▸ **YOUR GOAL**
Copy out the data below verbatim.

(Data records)
>> begin
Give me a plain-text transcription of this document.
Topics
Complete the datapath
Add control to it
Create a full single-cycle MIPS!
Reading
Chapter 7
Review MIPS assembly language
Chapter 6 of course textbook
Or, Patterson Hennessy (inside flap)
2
>> end
▸ **COMPLETED TASK**
Give me a plain-text transcription of this document.
Topics
Complete the datapath
Add control to it
Create a full single-cycle MIPS!
Reading
Chapter 7
Review MIPS assembly language
Chapter 6 of course textbook
Or, Patterson Hennessy (inside flap)
2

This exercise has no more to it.